■ SET TASK
All records should be reproduced verbatim.

[Collected data entries]
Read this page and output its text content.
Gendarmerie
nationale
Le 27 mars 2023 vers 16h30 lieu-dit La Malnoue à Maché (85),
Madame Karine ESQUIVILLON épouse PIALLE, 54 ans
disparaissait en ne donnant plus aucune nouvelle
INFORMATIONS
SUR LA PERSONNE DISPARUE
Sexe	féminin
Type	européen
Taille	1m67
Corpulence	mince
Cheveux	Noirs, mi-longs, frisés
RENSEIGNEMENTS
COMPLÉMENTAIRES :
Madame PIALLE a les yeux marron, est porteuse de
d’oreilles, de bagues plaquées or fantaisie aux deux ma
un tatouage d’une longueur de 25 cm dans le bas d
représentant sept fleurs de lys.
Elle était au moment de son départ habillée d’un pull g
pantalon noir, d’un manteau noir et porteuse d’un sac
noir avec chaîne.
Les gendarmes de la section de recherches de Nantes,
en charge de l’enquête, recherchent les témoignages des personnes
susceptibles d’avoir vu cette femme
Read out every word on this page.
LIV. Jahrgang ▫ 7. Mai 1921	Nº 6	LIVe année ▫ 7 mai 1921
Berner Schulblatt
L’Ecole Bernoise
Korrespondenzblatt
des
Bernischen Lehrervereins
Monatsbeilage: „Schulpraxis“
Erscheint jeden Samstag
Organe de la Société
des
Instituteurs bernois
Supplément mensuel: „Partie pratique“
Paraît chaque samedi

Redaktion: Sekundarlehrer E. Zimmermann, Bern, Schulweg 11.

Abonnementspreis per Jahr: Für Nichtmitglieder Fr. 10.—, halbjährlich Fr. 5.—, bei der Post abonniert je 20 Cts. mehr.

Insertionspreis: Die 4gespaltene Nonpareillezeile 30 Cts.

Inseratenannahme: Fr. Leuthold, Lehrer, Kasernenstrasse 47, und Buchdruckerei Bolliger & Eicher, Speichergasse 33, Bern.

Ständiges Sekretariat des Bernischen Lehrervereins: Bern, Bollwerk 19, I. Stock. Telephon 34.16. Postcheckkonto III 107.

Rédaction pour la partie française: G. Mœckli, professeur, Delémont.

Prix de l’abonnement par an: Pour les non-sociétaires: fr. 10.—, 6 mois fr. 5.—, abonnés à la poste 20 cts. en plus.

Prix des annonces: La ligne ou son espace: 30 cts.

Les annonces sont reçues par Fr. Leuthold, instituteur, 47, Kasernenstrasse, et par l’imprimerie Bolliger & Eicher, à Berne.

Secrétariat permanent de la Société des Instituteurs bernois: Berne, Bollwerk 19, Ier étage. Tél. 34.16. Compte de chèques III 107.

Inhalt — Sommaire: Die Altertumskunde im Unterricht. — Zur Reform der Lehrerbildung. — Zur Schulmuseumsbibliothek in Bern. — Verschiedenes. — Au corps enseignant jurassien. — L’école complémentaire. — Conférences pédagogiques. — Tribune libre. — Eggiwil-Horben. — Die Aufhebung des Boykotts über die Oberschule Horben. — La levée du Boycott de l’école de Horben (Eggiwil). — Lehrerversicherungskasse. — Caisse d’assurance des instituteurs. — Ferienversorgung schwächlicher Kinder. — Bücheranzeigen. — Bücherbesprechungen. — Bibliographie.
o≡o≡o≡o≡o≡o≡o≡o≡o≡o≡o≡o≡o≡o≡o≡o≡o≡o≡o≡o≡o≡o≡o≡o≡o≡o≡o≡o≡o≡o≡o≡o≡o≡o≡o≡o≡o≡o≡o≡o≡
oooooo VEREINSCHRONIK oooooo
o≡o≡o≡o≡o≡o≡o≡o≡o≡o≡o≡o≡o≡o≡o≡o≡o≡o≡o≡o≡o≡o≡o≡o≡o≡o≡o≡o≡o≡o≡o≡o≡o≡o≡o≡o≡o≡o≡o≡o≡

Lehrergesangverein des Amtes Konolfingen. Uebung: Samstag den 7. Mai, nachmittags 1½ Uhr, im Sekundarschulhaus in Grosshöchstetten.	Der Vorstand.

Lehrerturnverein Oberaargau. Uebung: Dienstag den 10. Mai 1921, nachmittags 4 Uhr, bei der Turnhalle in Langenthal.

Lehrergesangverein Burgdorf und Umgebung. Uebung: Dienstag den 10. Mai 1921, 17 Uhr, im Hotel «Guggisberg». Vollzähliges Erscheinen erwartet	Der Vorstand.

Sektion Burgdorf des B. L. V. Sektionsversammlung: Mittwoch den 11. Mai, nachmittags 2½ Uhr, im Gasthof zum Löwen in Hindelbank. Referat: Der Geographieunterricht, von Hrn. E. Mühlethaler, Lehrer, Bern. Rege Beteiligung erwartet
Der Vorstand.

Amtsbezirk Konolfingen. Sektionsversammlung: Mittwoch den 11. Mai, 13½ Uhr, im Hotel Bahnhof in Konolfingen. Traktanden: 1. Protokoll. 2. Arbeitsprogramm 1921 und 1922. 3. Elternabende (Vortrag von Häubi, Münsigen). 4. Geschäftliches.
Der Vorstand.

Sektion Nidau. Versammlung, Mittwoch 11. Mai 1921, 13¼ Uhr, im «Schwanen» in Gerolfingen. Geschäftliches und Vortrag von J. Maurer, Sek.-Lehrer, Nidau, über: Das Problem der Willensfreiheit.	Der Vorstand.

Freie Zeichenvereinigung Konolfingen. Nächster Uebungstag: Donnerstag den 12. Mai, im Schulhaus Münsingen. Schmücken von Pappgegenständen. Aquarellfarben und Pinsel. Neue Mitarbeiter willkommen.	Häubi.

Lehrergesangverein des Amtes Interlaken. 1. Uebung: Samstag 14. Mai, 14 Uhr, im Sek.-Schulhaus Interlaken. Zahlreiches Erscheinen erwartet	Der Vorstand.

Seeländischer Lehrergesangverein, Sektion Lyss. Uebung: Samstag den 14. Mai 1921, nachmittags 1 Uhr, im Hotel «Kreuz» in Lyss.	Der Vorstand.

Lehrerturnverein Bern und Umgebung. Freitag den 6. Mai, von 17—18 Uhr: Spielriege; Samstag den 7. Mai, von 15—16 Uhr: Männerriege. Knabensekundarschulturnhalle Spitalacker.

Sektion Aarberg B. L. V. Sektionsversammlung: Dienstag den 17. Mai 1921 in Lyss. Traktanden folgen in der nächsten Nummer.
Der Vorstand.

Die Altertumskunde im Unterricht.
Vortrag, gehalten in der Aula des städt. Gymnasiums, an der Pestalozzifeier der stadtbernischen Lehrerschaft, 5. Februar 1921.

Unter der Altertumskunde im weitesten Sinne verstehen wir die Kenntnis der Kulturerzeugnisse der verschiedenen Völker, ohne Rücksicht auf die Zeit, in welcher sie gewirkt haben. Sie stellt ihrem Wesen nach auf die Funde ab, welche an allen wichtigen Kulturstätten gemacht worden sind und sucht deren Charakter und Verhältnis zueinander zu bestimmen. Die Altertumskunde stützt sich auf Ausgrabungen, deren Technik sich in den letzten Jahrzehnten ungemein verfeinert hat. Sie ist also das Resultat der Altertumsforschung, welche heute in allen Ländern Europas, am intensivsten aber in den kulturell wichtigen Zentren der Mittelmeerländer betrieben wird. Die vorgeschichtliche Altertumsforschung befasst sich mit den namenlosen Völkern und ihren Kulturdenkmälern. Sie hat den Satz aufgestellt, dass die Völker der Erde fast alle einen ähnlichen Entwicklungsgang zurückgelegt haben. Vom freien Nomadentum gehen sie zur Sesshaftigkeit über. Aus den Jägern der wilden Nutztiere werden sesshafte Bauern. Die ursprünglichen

■ RIGHT ANSWER
Read this page and output its text content.
Gendarmerie
nationale
Le 27 mars 2023 vers 16h30 lieu-dit La Malnoue à Maché (85),
Madame Karine ESQUIVILLON épouse PIALLE, 54 ans
disparaissait en ne donnant plus aucune nouvelle
INFORMATIONS
SUR LA PERSONNE DISPARUE
Sexe	féminin
Type	européen
Taille	1m67
Corpulence	mince
Cheveux	Noirs, mi-longs, frisés
RENSEIGNEMENTS
COMPLÉMENTAIRES :
Madame PIALLE a les yeux marron, est porteuse de
d’oreilles, de bagues plaquées or fantaisie aux deux ma
un tatouage d’une longueur de 25 cm dans le bas d
représentant sept fleurs de lys.
Elle était au moment de son départ habillée d’un pull g
pantalon noir, d’un manteau noir et porteuse d’un sac
noir avec chaîne.
Les gendarmes de la section de recherches de Nantes,
en charge de l’enquête, recherchent les témoignages des personnes
susceptibles d’avoir vu cette femme
Read out every word on this page.
LIV. Jahrgang ▫ 7. Mai 1921	Nº 6	LIVe année ▫ 7 mai 1921
Berner Schulblatt
L’Ecole Bernoise
Korrespondenzblatt
des
Bernischen Lehrervereins
Monatsbeilage: „Schulpraxis“
Erscheint jeden Samstag
Organe de la Société
des
Instituteurs bernois
Supplément mensuel: „Partie pratique“
Paraît chaque samedi

Redaktion: Sekundarlehrer E. Zimmermann, Bern, Schulweg 11.

Abonnementspreis per Jahr: Für Nichtmitglieder Fr. 10.—, halbjährlich Fr. 5.—, bei der Post abonniert je 20 Cts. mehr.

Insertionspreis: Die 4gespaltene Nonpareillezeile 30 Cts.

Inseratenannahme: Fr. Leuthold, Lehrer, Kasernenstrasse 47, und Buchdruckerei Bolliger & Eicher, Speichergasse 33, Bern.

Ständiges Sekretariat des Bernischen Lehrervereins: Bern, Bollwerk 19, I. Stock. Telephon 34.16. Postcheckkonto III 107.

Rédaction pour la partie française: G. Mœckli, professeur, Delémont.

Prix de l’abonnement par an: Pour les non-sociétaires: fr. 10.—, 6 mois fr. 5.—, abonnés à la poste 20 cts. en plus.

Prix des annonces: La ligne ou son espace: 30 cts.

Les annonces sont reçues par Fr. Leuthold, instituteur, 47, Kasernenstrasse, et par l’imprimerie Bolliger & Eicher, à Berne.

Secrétariat permanent de la Société des Instituteurs bernois: Berne, Bollwerk 19, Ier étage. Tél. 34.16. Compte de chèques III 107.

Inhalt — Sommaire: Die Altertumskunde im Unterricht. — Zur Reform der Lehrerbildung. — Zur Schulmuseumsbibliothek in Bern. — Verschiedenes. — Au corps enseignant jurassien. — L’école complémentaire. — Conférences pédagogiques. — Tribune libre. — Eggiwil-Horben. — Die Aufhebung des Boykotts über die Oberschule Horben. — La levée du Boycott de l’école de Horben (Eggiwil). — Lehrerversicherungskasse. — Caisse d’assurance des instituteurs. — Ferienversorgung schwächlicher Kinder. — Bücheranzeigen. — Bücherbesprechungen. — Bibliographie.
o≡o≡o≡o≡o≡o≡o≡o≡o≡o≡o≡o≡o≡o≡o≡o≡o≡o≡o≡o≡o≡o≡o≡o≡o≡o≡o≡o≡o≡o≡o≡o≡o≡o≡o≡o≡o≡o≡o≡o≡
oooooo VEREINSCHRONIK oooooo
o≡o≡o≡o≡o≡o≡o≡o≡o≡o≡o≡o≡o≡o≡o≡o≡o≡o≡o≡o≡o≡o≡o≡o≡o≡o≡o≡o≡o≡o≡o≡o≡o≡o≡o≡o≡o≡o≡o≡o≡

Lehrergesangverein des Amtes Konolfingen. Uebung: Samstag den 7. Mai, nachmittags 1½ Uhr, im Sekundarschulhaus in Grosshöchstetten.	Der Vorstand.

Lehrerturnverein Oberaargau. Uebung: Dienstag den 10. Mai 1921, nachmittags 4 Uhr, bei der Turnhalle in Langenthal.

Lehrergesangverein Burgdorf und Umgebung. Uebung: Dienstag den 10. Mai 1921, 17 Uhr, im Hotel «Guggisberg». Vollzähliges Erscheinen erwartet	Der Vorstand.

Sektion Burgdorf des B. L. V. Sektionsversammlung: Mittwoch den 11. Mai, nachmittags 2½ Uhr, im Gasthof zum Löwen in Hindelbank. Referat: Der Geographieunterricht, von Hrn. E. Mühlethaler, Lehrer, Bern. Rege Beteiligung erwartet
Der Vorstand.

Amtsbezirk Konolfingen. Sektionsversammlung: Mittwoch den 11. Mai, 13½ Uhr, im Hotel Bahnhof in Konolfingen. Traktanden: 1. Protokoll. 2. Arbeitsprogramm 1921 und 1922. 3. Elternabende (Vortrag von Häubi, Münsigen). 4. Geschäftliches.
Der Vorstand.

Sektion Nidau. Versammlung, Mittwoch 11. Mai 1921, 13¼ Uhr, im «Schwanen» in Gerolfingen. Geschäftliches und Vortrag von J. Maurer, Sek.-Lehrer, Nidau, über: Das Problem der Willensfreiheit.	Der Vorstand.

Freie Zeichenvereinigung Konolfingen. Nächster Uebungstag: Donnerstag den 12. Mai, im Schulhaus Münsingen. Schmücken von Pappgegenständen. Aquarellfarben und Pinsel. Neue Mitarbeiter willkommen.	Häubi.

Lehrergesangverein des Amtes Interlaken. 1. Uebung: Samstag 14. Mai, 14 Uhr, im Sek.-Schulhaus Interlaken. Zahlreiches Erscheinen erwartet	Der Vorstand.

Seeländischer Lehrergesangverein, Sektion Lyss. Uebung: Samstag den 14. Mai 1921, nachmittags 1 Uhr, im Hotel «Kreuz» in Lyss.	Der Vorstand.

Lehrerturnverein Bern und Umgebung. Freitag den 6. Mai, von 17—18 Uhr: Spielriege; Samstag den 7. Mai, von 15—16 Uhr: Männerriege. Knabensekundarschulturnhalle Spitalacker.

Sektion Aarberg B. L. V. Sektionsversammlung: Dienstag den 17. Mai 1921 in Lyss. Traktanden folgen in der nächsten Nummer.
Der Vorstand.

Die Altertumskunde im Unterricht.
Vortrag, gehalten in der Aula des städt. Gymnasiums, an der Pestalozzifeier der stadtbernischen Lehrerschaft, 5. Februar 1921.

Unter der Altertumskunde im weitesten Sinne verstehen wir die Kenntnis der Kulturerzeugnisse der verschiedenen Völker, ohne Rücksicht auf die Zeit, in welcher sie gewirkt haben. Sie stellt ihrem Wesen nach auf die Funde ab, welche an allen wichtigen Kulturstätten gemacht worden sind und sucht deren Charakter und Verhältnis zueinander zu bestimmen. Die Altertumskunde stützt sich auf Ausgrabungen, deren Technik sich in den letzten Jahrzehnten ungemein verfeinert hat. Sie ist also das Resultat der Altertumsforschung, welche heute in allen Ländern Europas, am intensivsten aber in den kulturell wichtigen Zentren der Mittelmeerländer betrieben wird. Die vorgeschichtliche Altertumsforschung befasst sich mit den namenlosen Völkern und ihren Kulturdenkmälern. Sie hat den Satz aufgestellt, dass die Völker der Erde fast alle einen ähnlichen Entwicklungsgang zurückgelegt haben. Vom freien Nomadentum gehen sie zur Sesshaftigkeit über. Aus den Jägern der wilden Nutztiere werden sesshafte Bauern. Die ursprünglichen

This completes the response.